Work to do: Each entry below should be returned exactly as is, with the pictures removed.

|---|

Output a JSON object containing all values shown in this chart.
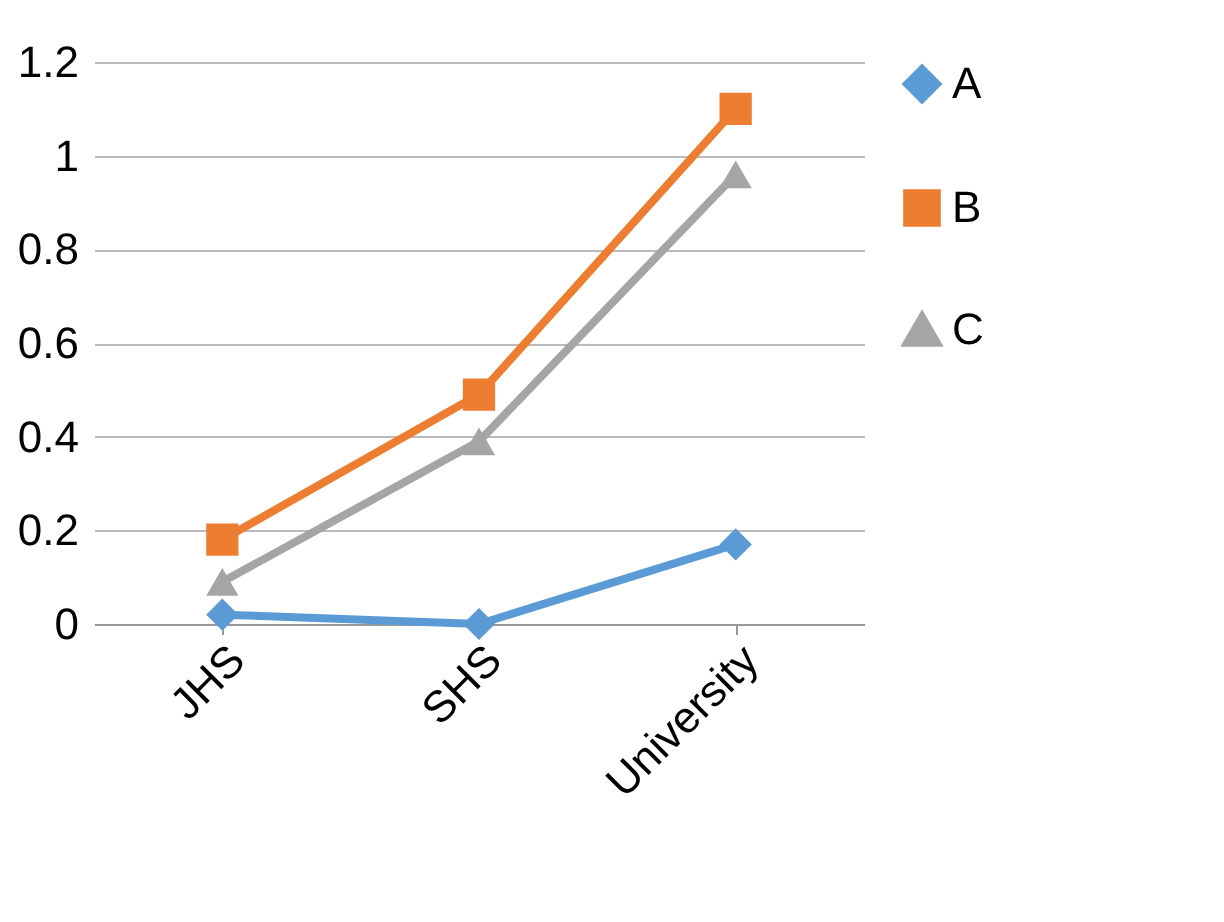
{
  "chart_data": {
    "type": "line",
    "categories": [
      "JHS",
      "SHS",
      "University"
    ],
    "series": [
      {
        "name": "A",
        "color": "#5b9bd5",
        "marker": "diamond",
        "values": [
          0.02,
          0,
          0.17
        ]
      },
      {
        "name": "B",
        "color": "#ed7d31",
        "marker": "square",
        "values": [
          0.18,
          0.49,
          1.1
        ]
      },
      {
        "name": "C",
        "color": "#a5a5a5",
        "marker": "triangle",
        "values": [
          0.09,
          0.39,
          0.96
        ]
      }
    ],
    "ylim": [
      0,
      1.2
    ],
    "yticks": [
      0,
      0.2,
      0.4,
      0.6,
      0.8,
      1,
      1.2
    ],
    "grid": "y",
    "legend": "right"
  }
}
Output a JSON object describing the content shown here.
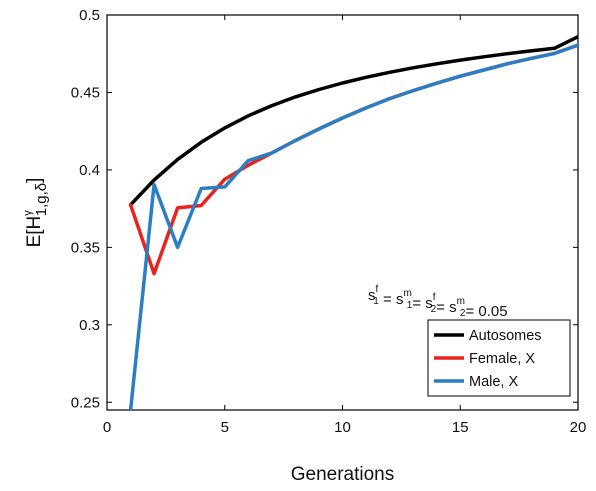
{
  "chart_data": {
    "type": "line",
    "xlabel": "Generations",
    "ylabel": {
      "base": "E[H",
      "sup": "γ",
      "sub": "1,g,δ",
      "close": "]"
    },
    "xlim": [
      0,
      20
    ],
    "ylim": [
      0.245,
      0.5
    ],
    "xticks": [
      0,
      5,
      10,
      15,
      20
    ],
    "yticks": [
      0.25,
      0.3,
      0.35,
      0.4,
      0.45,
      0.5
    ],
    "ytick_labels": [
      "0.25",
      "0.3",
      "0.35",
      "0.4",
      "0.45",
      "0.5"
    ],
    "grid": false,
    "legend_position": "lower-right",
    "annotation": {
      "parts": [
        {
          "base": "s",
          "sup": "f",
          "sub": "1"
        },
        {
          "text": " = "
        },
        {
          "base": "s",
          "sup": "m",
          "sub": "1"
        },
        {
          "text": "= "
        },
        {
          "base": "s",
          "sup": "f",
          "sub": "2"
        },
        {
          "text": "=  "
        },
        {
          "base": "s",
          "sup": "m",
          "sub": "2"
        },
        {
          "text": "= 0.05"
        }
      ]
    },
    "series": [
      {
        "name": "Autosomes",
        "color": "#000000",
        "x": [
          1,
          2,
          3,
          4,
          5,
          6,
          7,
          8,
          9,
          10,
          11,
          12,
          13,
          14,
          15,
          16,
          17,
          18,
          19,
          20
        ],
        "y": [
          0.3775,
          0.3935,
          0.4068,
          0.4178,
          0.4271,
          0.4349,
          0.4415,
          0.4471,
          0.4519,
          0.4561,
          0.4598,
          0.463,
          0.4659,
          0.4685,
          0.4709,
          0.473,
          0.475,
          0.4768,
          0.4785,
          0.486
        ]
      },
      {
        "name": "Female, X",
        "color": "#e8221c",
        "x": [
          1,
          2,
          3,
          4,
          5,
          6,
          7,
          8,
          9,
          10,
          11,
          12,
          13,
          14,
          15,
          16,
          17,
          18,
          19,
          20
        ],
        "y": [
          0.3775,
          0.333,
          0.3755,
          0.377,
          0.394,
          0.403,
          0.411,
          0.419,
          0.4265,
          0.4335,
          0.44,
          0.446,
          0.4512,
          0.456,
          0.4605,
          0.4645,
          0.4685,
          0.472,
          0.4752,
          0.4805
        ]
      },
      {
        "name": "Male, X",
        "color": "#2a7fc4",
        "x": [
          1,
          2,
          3,
          4,
          5,
          6,
          7,
          8,
          9,
          10,
          11,
          12,
          13,
          14,
          15,
          16,
          17,
          18,
          19,
          20
        ],
        "y": [
          0.245,
          0.3905,
          0.35,
          0.388,
          0.389,
          0.406,
          0.411,
          0.419,
          0.4265,
          0.4335,
          0.44,
          0.446,
          0.4512,
          0.456,
          0.4605,
          0.4645,
          0.4685,
          0.472,
          0.4752,
          0.4805
        ]
      }
    ]
  }
}
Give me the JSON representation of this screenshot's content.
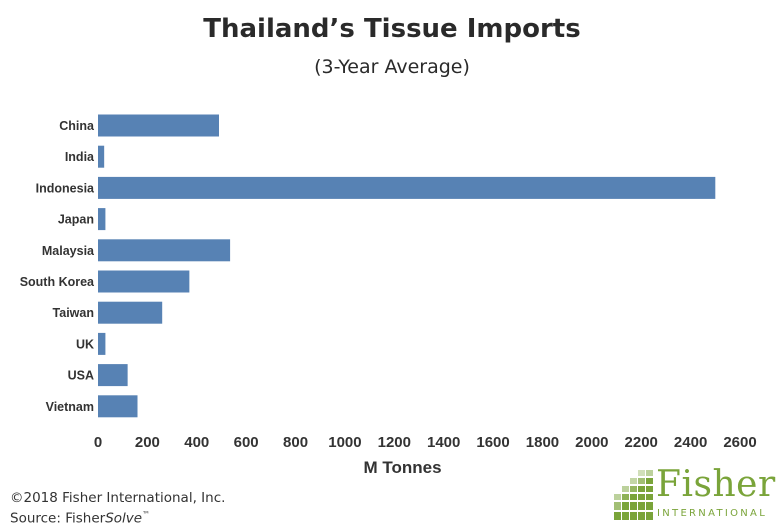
{
  "chart_data": {
    "type": "bar",
    "orientation": "horizontal",
    "title": "Thailand’s Tissue Imports",
    "subtitle": "(3-Year Average)",
    "xlabel": "M Tonnes",
    "ylabel": "",
    "categories": [
      "China",
      "India",
      "Indonesia",
      "Japan",
      "Malaysia",
      "South Korea",
      "Taiwan",
      "UK",
      "USA",
      "Vietnam"
    ],
    "values": [
      490,
      25,
      2500,
      30,
      535,
      370,
      260,
      30,
      120,
      160
    ],
    "xlim": [
      0,
      2600
    ],
    "xticks": [
      "0",
      "200",
      "400",
      "600",
      "800",
      "1000",
      "1200",
      "1400",
      "1600",
      "1800",
      "2000",
      "2200",
      "2400",
      "2600"
    ],
    "bar_color": "#5782b4",
    "grid": false,
    "legend": "none"
  },
  "footer": {
    "copyright": "©2018 Fisher International, Inc.",
    "source_prefix": "Source: Fisher",
    "source_italic": "Solve",
    "source_tm": "™"
  },
  "logo": {
    "name": "Fisher",
    "sub": "INTERNATIONAL",
    "color": "#7aa43a"
  }
}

|---|

Written reply:
Output a JSON object containing all values shown in this chart.
{
  "chart_data": {
    "type": "line",
    "categories": [
      "JHS",
      "SHS",
      "University"
    ],
    "series": [
      {
        "name": "A",
        "color": "#5b9bd5",
        "marker": "diamond",
        "values": [
          0.02,
          0,
          0.17
        ]
      },
      {
        "name": "B",
        "color": "#ed7d31",
        "marker": "square",
        "values": [
          0.18,
          0.49,
          1.1
        ]
      },
      {
        "name": "C",
        "color": "#a5a5a5",
        "marker": "triangle",
        "values": [
          0.09,
          0.39,
          0.96
        ]
      }
    ],
    "ylim": [
      0,
      1.2
    ],
    "yticks": [
      0,
      0.2,
      0.4,
      0.6,
      0.8,
      1,
      1.2
    ],
    "grid": "y",
    "legend": "right"
  }
}
Output a JSON object describing the content shown here.
{
  "chart_data": {
    "type": "line",
    "xlabel": "Generations",
    "ylabel": {
      "base": "E[H",
      "sup": "γ",
      "sub": "1,g,δ",
      "close": "]"
    },
    "xlim": [
      0,
      20
    ],
    "ylim": [
      0.245,
      0.5
    ],
    "xticks": [
      0,
      5,
      10,
      15,
      20
    ],
    "yticks": [
      0.25,
      0.3,
      0.35,
      0.4,
      0.45,
      0.5
    ],
    "ytick_labels": [
      "0.25",
      "0.3",
      "0.35",
      "0.4",
      "0.45",
      "0.5"
    ],
    "grid": false,
    "legend_position": "lower-right",
    "annotation": {
      "parts": [
        {
          "base": "s",
          "sup": "f",
          "sub": "1"
        },
        {
          "text": " = "
        },
        {
          "base": "s",
          "sup": "m",
          "sub": "1"
        },
        {
          "text": "= "
        },
        {
          "base": "s",
          "sup": "f",
          "sub": "2"
        },
        {
          "text": "=  "
        },
        {
          "base": "s",
          "sup": "m",
          "sub": "2"
        },
        {
          "text": "= 0.05"
        }
      ]
    },
    "series": [
      {
        "name": "Autosomes",
        "color": "#000000",
        "x": [
          1,
          2,
          3,
          4,
          5,
          6,
          7,
          8,
          9,
          10,
          11,
          12,
          13,
          14,
          15,
          16,
          17,
          18,
          19,
          20
        ],
        "y": [
          0.3775,
          0.3935,
          0.4068,
          0.4178,
          0.4271,
          0.4349,
          0.4415,
          0.4471,
          0.4519,
          0.4561,
          0.4598,
          0.463,
          0.4659,
          0.4685,
          0.4709,
          0.473,
          0.475,
          0.4768,
          0.4785,
          0.486
        ]
      },
      {
        "name": "Female, X",
        "color": "#e8221c",
        "x": [
          1,
          2,
          3,
          4,
          5,
          6,
          7,
          8,
          9,
          10,
          11,
          12,
          13,
          14,
          15,
          16,
          17,
          18,
          19,
          20
        ],
        "y": [
          0.3775,
          0.333,
          0.3755,
          0.377,
          0.394,
          0.403,
          0.411,
          0.419,
          0.4265,
          0.4335,
          0.44,
          0.446,
          0.4512,
          0.456,
          0.4605,
          0.4645,
          0.4685,
          0.472,
          0.4752,
          0.4805
        ]
      },
      {
        "name": "Male, X",
        "color": "#2a7fc4",
        "x": [
          1,
          2,
          3,
          4,
          5,
          6,
          7,
          8,
          9,
          10,
          11,
          12,
          13,
          14,
          15,
          16,
          17,
          18,
          19,
          20
        ],
        "y": [
          0.245,
          0.3905,
          0.35,
          0.388,
          0.389,
          0.406,
          0.411,
          0.419,
          0.4265,
          0.4335,
          0.44,
          0.446,
          0.4512,
          0.456,
          0.4605,
          0.4645,
          0.4685,
          0.472,
          0.4752,
          0.4805
        ]
      }
    ]
  }
}
Give me the JSON representation of this screenshot's content.
{
  "chart_data": {
    "type": "bar",
    "orientation": "horizontal",
    "title": "Thailand’s Tissue Imports",
    "subtitle": "(3-Year Average)",
    "xlabel": "M Tonnes",
    "ylabel": "",
    "categories": [
      "China",
      "India",
      "Indonesia",
      "Japan",
      "Malaysia",
      "South Korea",
      "Taiwan",
      "UK",
      "USA",
      "Vietnam"
    ],
    "values": [
      490,
      25,
      2500,
      30,
      535,
      370,
      260,
      30,
      120,
      160
    ],
    "xlim": [
      0,
      2600
    ],
    "xticks": [
      "0",
      "200",
      "400",
      "600",
      "800",
      "1000",
      "1200",
      "1400",
      "1600",
      "1800",
      "2000",
      "2200",
      "2400",
      "2600"
    ],
    "bar_color": "#5782b4",
    "grid": false,
    "legend": "none"
  },
  "footer": {
    "copyright": "©2018 Fisher International, Inc.",
    "source_prefix": "Source: Fisher",
    "source_italic": "Solve",
    "source_tm": "™"
  },
  "logo": {
    "name": "Fisher",
    "sub": "INTERNATIONAL",
    "color": "#7aa43a"
  }
}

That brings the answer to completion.